Dataset records:
━━━━━━━━━━
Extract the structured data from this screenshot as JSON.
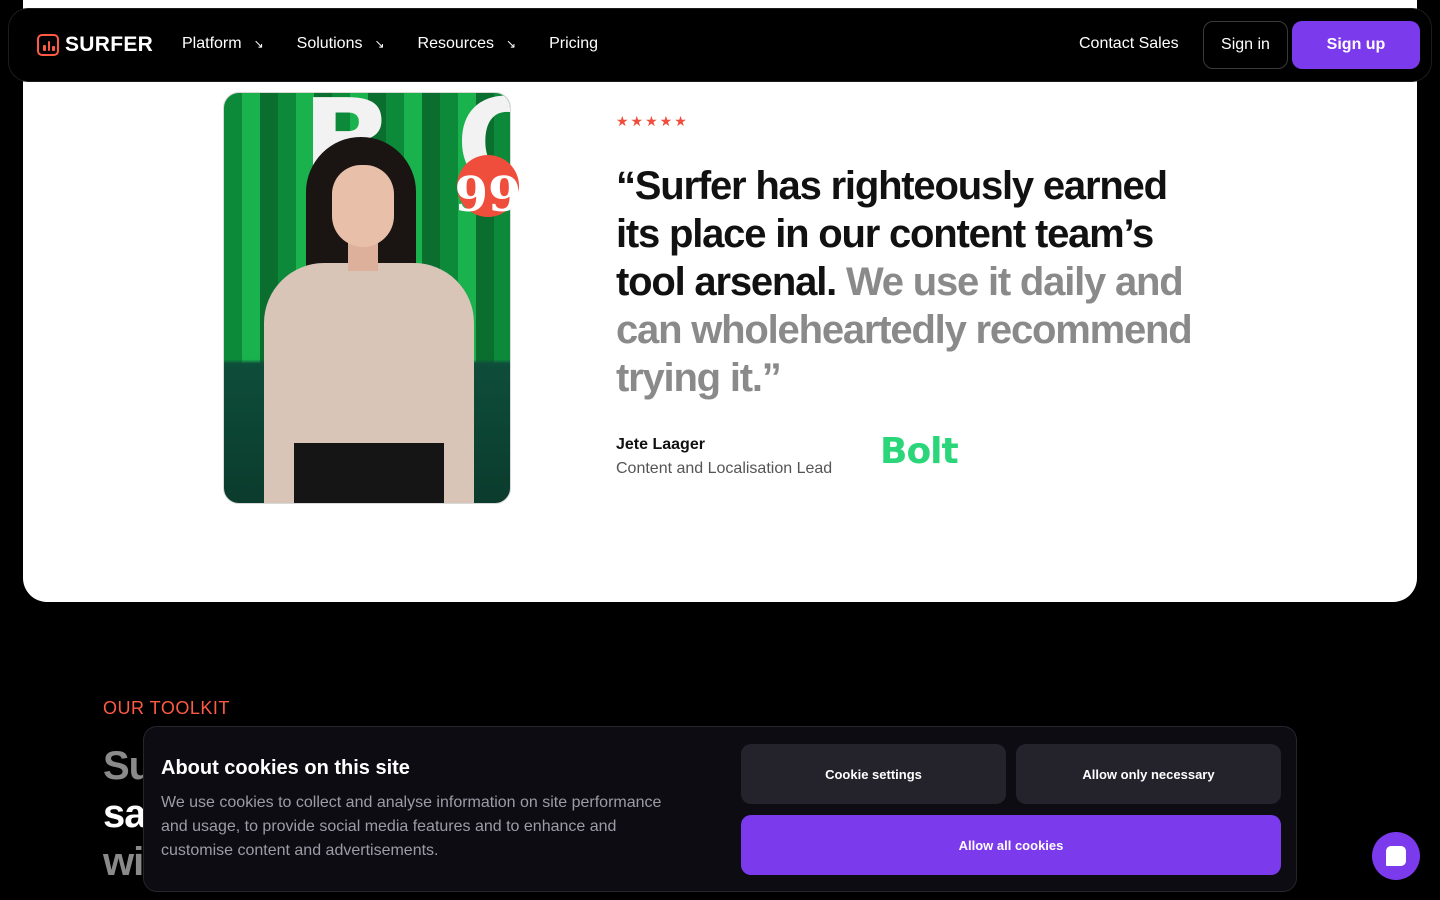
{
  "nav": {
    "logo_text": "SURFER",
    "links": [
      {
        "label": "Platform",
        "arrow": "↘"
      },
      {
        "label": "Solutions",
        "arrow": "↘"
      },
      {
        "label": "Resources",
        "arrow": "↘"
      },
      {
        "label": "Pricing",
        "arrow": ""
      }
    ],
    "contact_sales": "Contact Sales",
    "sign_in": "Sign in",
    "sign_up": "Sign up"
  },
  "testimonial": {
    "rating_stars": "★★★★★",
    "quote_mark": "99",
    "quote_strong": "“Surfer has righteously earned its place in our content team’s tool arsenal.",
    "quote_muted": " We use it daily and can wholeheartedly recommend trying it.”",
    "author_name": "Jete Laager",
    "author_role": "Content and Localisation Lead",
    "company": "Bolt",
    "photo_letters": [
      "B",
      "O"
    ]
  },
  "toolkit": {
    "eyebrow": "OUR TOOLKIT",
    "heading_line1": "Su",
    "heading_line2": "sa",
    "heading_line3": "wi"
  },
  "cookie_banner": {
    "title": "About cookies on this site",
    "text": "We use cookies to collect and analyse information on site performance and usage, to provide social media features and to enhance and customise content and advertisements.",
    "settings_label": "Cookie settings",
    "necessary_label": "Allow only necessary",
    "allow_all_label": "Allow all cookies"
  },
  "colors": {
    "accent_purple": "#7c3aed",
    "accent_red": "#ef4e3d",
    "brand_green": "#2bd67b"
  }
}
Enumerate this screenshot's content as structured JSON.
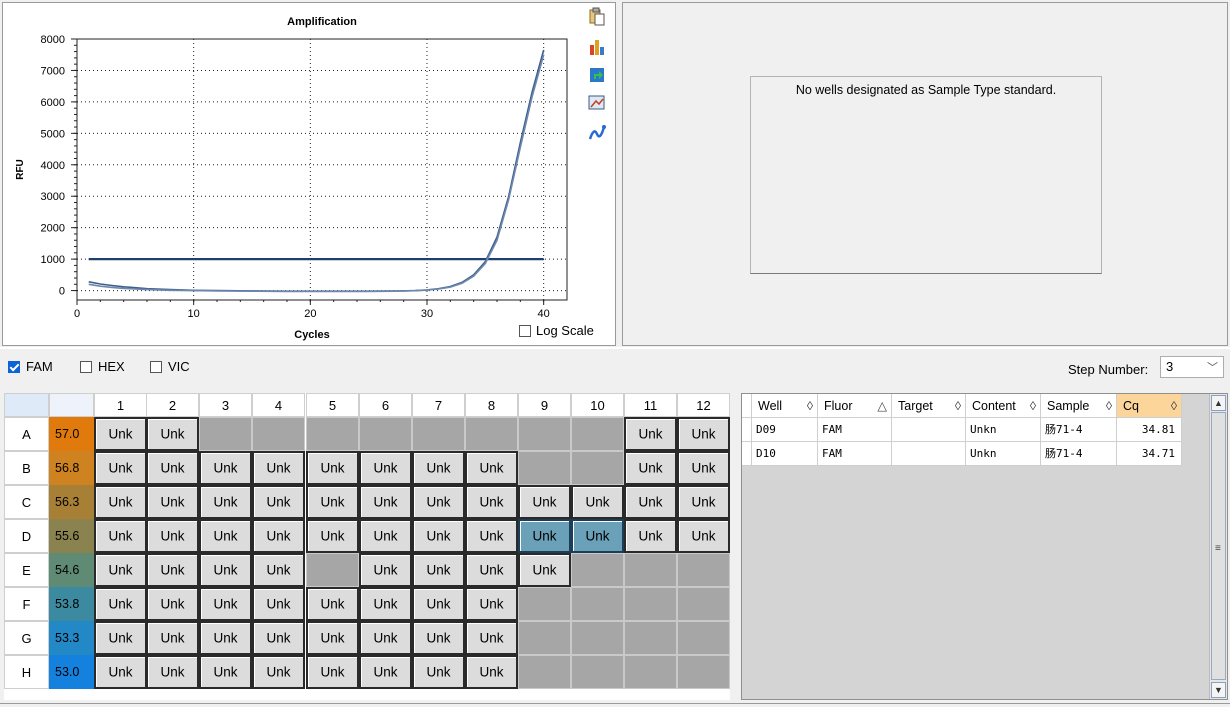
{
  "chart": {
    "title": "Amplification",
    "xlabel": "Cycles",
    "ylabel": "RFU",
    "log_scale_label": "Log Scale",
    "log_scale_checked": false,
    "toolbar_icons": [
      "copy-icon",
      "chart-bars-icon",
      "export-icon",
      "zoom-image-icon",
      "curve-settings-icon"
    ]
  },
  "chart_data": {
    "type": "line",
    "title": "Amplification",
    "xlabel": "Cycles",
    "ylabel": "RFU",
    "xlim": [
      0,
      42
    ],
    "ylim": [
      -300,
      8000
    ],
    "x_ticks": [
      0,
      10,
      20,
      30,
      40
    ],
    "y_ticks": [
      0,
      1000,
      2000,
      3000,
      4000,
      5000,
      6000,
      7000,
      8000
    ],
    "grid": true,
    "threshold": 1000,
    "series": [
      {
        "color": "#3c5f8e",
        "x": [
          1,
          2,
          3,
          4,
          5,
          6,
          8,
          10,
          12,
          15,
          18,
          20,
          22,
          25,
          27,
          28,
          29,
          30,
          31,
          32,
          33,
          34,
          35,
          36,
          37,
          38,
          39,
          40
        ],
        "values": [
          280,
          210,
          160,
          120,
          90,
          60,
          30,
          10,
          0,
          -10,
          -20,
          -20,
          -20,
          -20,
          -15,
          -10,
          0,
          20,
          60,
          130,
          260,
          500,
          920,
          1700,
          3000,
          4700,
          6300,
          7650
        ]
      },
      {
        "color": "#6e88ad",
        "x": [
          1,
          2,
          3,
          4,
          5,
          6,
          8,
          10,
          12,
          15,
          18,
          20,
          22,
          25,
          27,
          28,
          29,
          30,
          31,
          32,
          33,
          34,
          35,
          36,
          37,
          38,
          39,
          40
        ],
        "values": [
          200,
          140,
          100,
          70,
          50,
          30,
          10,
          0,
          -10,
          -20,
          -25,
          -25,
          -25,
          -25,
          -20,
          -15,
          -5,
          15,
          50,
          110,
          230,
          460,
          860,
          1600,
          2900,
          4550,
          6150,
          7500
        ]
      }
    ]
  },
  "standard_curve": {
    "message": "No wells designated as Sample Type standard."
  },
  "fluors": [
    {
      "label": "FAM",
      "checked": true
    },
    {
      "label": "HEX",
      "checked": false
    },
    {
      "label": "VIC",
      "checked": false
    }
  ],
  "step": {
    "label": "Step Number:",
    "value": "3"
  },
  "plate": {
    "columns": [
      "1",
      "2",
      "3",
      "4",
      "5",
      "6",
      "7",
      "8",
      "9",
      "10",
      "11",
      "12"
    ],
    "rows": [
      "A",
      "B",
      "C",
      "D",
      "E",
      "F",
      "G",
      "H"
    ],
    "temps": [
      "57.0",
      "56.8",
      "56.3",
      "55.6",
      "54.6",
      "53.8",
      "53.3",
      "53.0"
    ],
    "temp_colors": [
      "#e07a0c",
      "#cf8320",
      "#a88035",
      "#8a824f",
      "#5f8a73",
      "#3b8aa0",
      "#2388c6",
      "#1581de"
    ],
    "well_label": "Unk",
    "wells": [
      [
        1,
        1,
        0,
        0,
        0,
        0,
        0,
        0,
        0,
        0,
        1,
        1
      ],
      [
        1,
        1,
        1,
        1,
        1,
        1,
        1,
        1,
        0,
        0,
        1,
        1
      ],
      [
        1,
        1,
        1,
        1,
        1,
        1,
        1,
        1,
        1,
        1,
        1,
        1
      ],
      [
        1,
        1,
        1,
        1,
        1,
        1,
        1,
        1,
        2,
        2,
        1,
        1
      ],
      [
        1,
        1,
        1,
        1,
        0,
        1,
        1,
        1,
        1,
        0,
        0,
        0
      ],
      [
        1,
        1,
        1,
        1,
        1,
        1,
        1,
        1,
        0,
        0,
        0,
        0
      ],
      [
        1,
        1,
        1,
        1,
        1,
        1,
        1,
        1,
        0,
        0,
        0,
        0
      ],
      [
        1,
        1,
        1,
        1,
        1,
        1,
        1,
        1,
        0,
        0,
        0,
        0
      ]
    ]
  },
  "table": {
    "headers": [
      "Well",
      "Fluor",
      "Target",
      "Content",
      "Sample",
      "Cq"
    ],
    "sort_marks": [
      "◊",
      "△",
      "◊",
      "◊",
      "◊",
      "◊"
    ],
    "rows": [
      {
        "well": "D09",
        "fluor": "FAM",
        "target": "",
        "content": "Unkn",
        "sample": "肠71-4",
        "cq": "34.81"
      },
      {
        "well": "D10",
        "fluor": "FAM",
        "target": "",
        "content": "Unkn",
        "sample": "肠71-4",
        "cq": "34.71"
      }
    ]
  }
}
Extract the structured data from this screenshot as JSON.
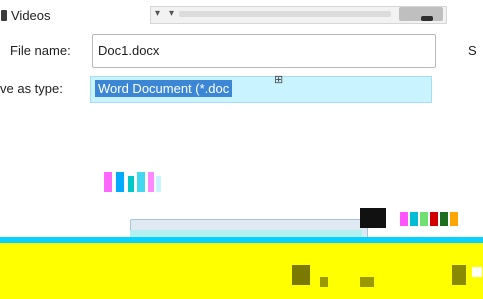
━━━━━━━━━━
Task goal: Your task is to set down the records shown above exactly, minus any pictures.

Response to this exercise:
Extract the structured data from this screenshot as JSON.
{
  "nav": {
    "logo_text": "SURFER",
    "links": [
      {
        "label": "Platform",
        "arrow": "↘"
      },
      {
        "label": "Solutions",
        "arrow": "↘"
      },
      {
        "label": "Resources",
        "arrow": "↘"
      },
      {
        "label": "Pricing",
        "arrow": ""
      }
    ],
    "contact_sales": "Contact Sales",
    "sign_in": "Sign in",
    "sign_up": "Sign up"
  },
  "testimonial": {
    "rating_stars": "★★★★★",
    "quote_mark": "99",
    "quote_strong": "“Surfer has righteously earned its place in our content team’s tool arsenal.",
    "quote_muted": " We use it daily and can wholeheartedly recommend trying it.”",
    "author_name": "Jete Laager",
    "author_role": "Content and Localisation Lead",
    "company": "Bolt",
    "photo_letters": [
      "B",
      "O"
    ]
  },
  "toolkit": {
    "eyebrow": "OUR TOOLKIT",
    "heading_line1": "Su",
    "heading_line2": "sa",
    "heading_line3": "wi"
  },
  "cookie_banner": {
    "title": "About cookies on this site",
    "text": "We use cookies to collect and analyse information on site performance and usage, to provide social media features and to enhance and customise content and advertisements.",
    "settings_label": "Cookie settings",
    "necessary_label": "Allow only necessary",
    "allow_all_label": "Allow all cookies"
  },
  "colors": {
    "accent_purple": "#7c3aed",
    "accent_red": "#ef4e3d",
    "brand_green": "#2bd67b"
  }
}
Enumerate this screenshot's content as structured JSON.
{
  "chart": {
    "title": "Amplification",
    "xlabel": "Cycles",
    "ylabel": "RFU",
    "log_scale_label": "Log Scale",
    "log_scale_checked": false,
    "toolbar_icons": [
      "copy-icon",
      "chart-bars-icon",
      "export-icon",
      "zoom-image-icon",
      "curve-settings-icon"
    ]
  },
  "chart_data": {
    "type": "line",
    "title": "Amplification",
    "xlabel": "Cycles",
    "ylabel": "RFU",
    "xlim": [
      0,
      42
    ],
    "ylim": [
      -300,
      8000
    ],
    "x_ticks": [
      0,
      10,
      20,
      30,
      40
    ],
    "y_ticks": [
      0,
      1000,
      2000,
      3000,
      4000,
      5000,
      6000,
      7000,
      8000
    ],
    "grid": true,
    "threshold": 1000,
    "series": [
      {
        "color": "#3c5f8e",
        "x": [
          1,
          2,
          3,
          4,
          5,
          6,
          8,
          10,
          12,
          15,
          18,
          20,
          22,
          25,
          27,
          28,
          29,
          30,
          31,
          32,
          33,
          34,
          35,
          36,
          37,
          38,
          39,
          40
        ],
        "values": [
          280,
          210,
          160,
          120,
          90,
          60,
          30,
          10,
          0,
          -10,
          -20,
          -20,
          -20,
          -20,
          -15,
          -10,
          0,
          20,
          60,
          130,
          260,
          500,
          920,
          1700,
          3000,
          4700,
          6300,
          7650
        ]
      },
      {
        "color": "#6e88ad",
        "x": [
          1,
          2,
          3,
          4,
          5,
          6,
          8,
          10,
          12,
          15,
          18,
          20,
          22,
          25,
          27,
          28,
          29,
          30,
          31,
          32,
          33,
          34,
          35,
          36,
          37,
          38,
          39,
          40
        ],
        "values": [
          200,
          140,
          100,
          70,
          50,
          30,
          10,
          0,
          -10,
          -20,
          -25,
          -25,
          -25,
          -25,
          -20,
          -15,
          -5,
          15,
          50,
          110,
          230,
          460,
          860,
          1600,
          2900,
          4550,
          6150,
          7500
        ]
      }
    ]
  },
  "standard_curve": {
    "message": "No wells designated as Sample Type standard."
  },
  "fluors": [
    {
      "label": "FAM",
      "checked": true
    },
    {
      "label": "HEX",
      "checked": false
    },
    {
      "label": "VIC",
      "checked": false
    }
  ],
  "step": {
    "label": "Step Number:",
    "value": "3"
  },
  "plate": {
    "columns": [
      "1",
      "2",
      "3",
      "4",
      "5",
      "6",
      "7",
      "8",
      "9",
      "10",
      "11",
      "12"
    ],
    "rows": [
      "A",
      "B",
      "C",
      "D",
      "E",
      "F",
      "G",
      "H"
    ],
    "temps": [
      "57.0",
      "56.8",
      "56.3",
      "55.6",
      "54.6",
      "53.8",
      "53.3",
      "53.0"
    ],
    "temp_colors": [
      "#e07a0c",
      "#cf8320",
      "#a88035",
      "#8a824f",
      "#5f8a73",
      "#3b8aa0",
      "#2388c6",
      "#1581de"
    ],
    "well_label": "Unk",
    "wells": [
      [
        1,
        1,
        0,
        0,
        0,
        0,
        0,
        0,
        0,
        0,
        1,
        1
      ],
      [
        1,
        1,
        1,
        1,
        1,
        1,
        1,
        1,
        0,
        0,
        1,
        1
      ],
      [
        1,
        1,
        1,
        1,
        1,
        1,
        1,
        1,
        1,
        1,
        1,
        1
      ],
      [
        1,
        1,
        1,
        1,
        1,
        1,
        1,
        1,
        2,
        2,
        1,
        1
      ],
      [
        1,
        1,
        1,
        1,
        0,
        1,
        1,
        1,
        1,
        0,
        0,
        0
      ],
      [
        1,
        1,
        1,
        1,
        1,
        1,
        1,
        1,
        0,
        0,
        0,
        0
      ],
      [
        1,
        1,
        1,
        1,
        1,
        1,
        1,
        1,
        0,
        0,
        0,
        0
      ],
      [
        1,
        1,
        1,
        1,
        1,
        1,
        1,
        1,
        0,
        0,
        0,
        0
      ]
    ]
  },
  "table": {
    "headers": [
      "Well",
      "Fluor",
      "Target",
      "Content",
      "Sample",
      "Cq"
    ],
    "sort_marks": [
      "◊",
      "△",
      "◊",
      "◊",
      "◊",
      "◊"
    ],
    "rows": [
      {
        "well": "D09",
        "fluor": "FAM",
        "target": "",
        "content": "Unkn",
        "sample": "肠71-4",
        "cq": "34.81"
      },
      {
        "well": "D10",
        "fluor": "FAM",
        "target": "",
        "content": "Unkn",
        "sample": "肠71-4",
        "cq": "34.71"
      }
    ]
  }
}
Extract the structured data from this screenshot as JSON.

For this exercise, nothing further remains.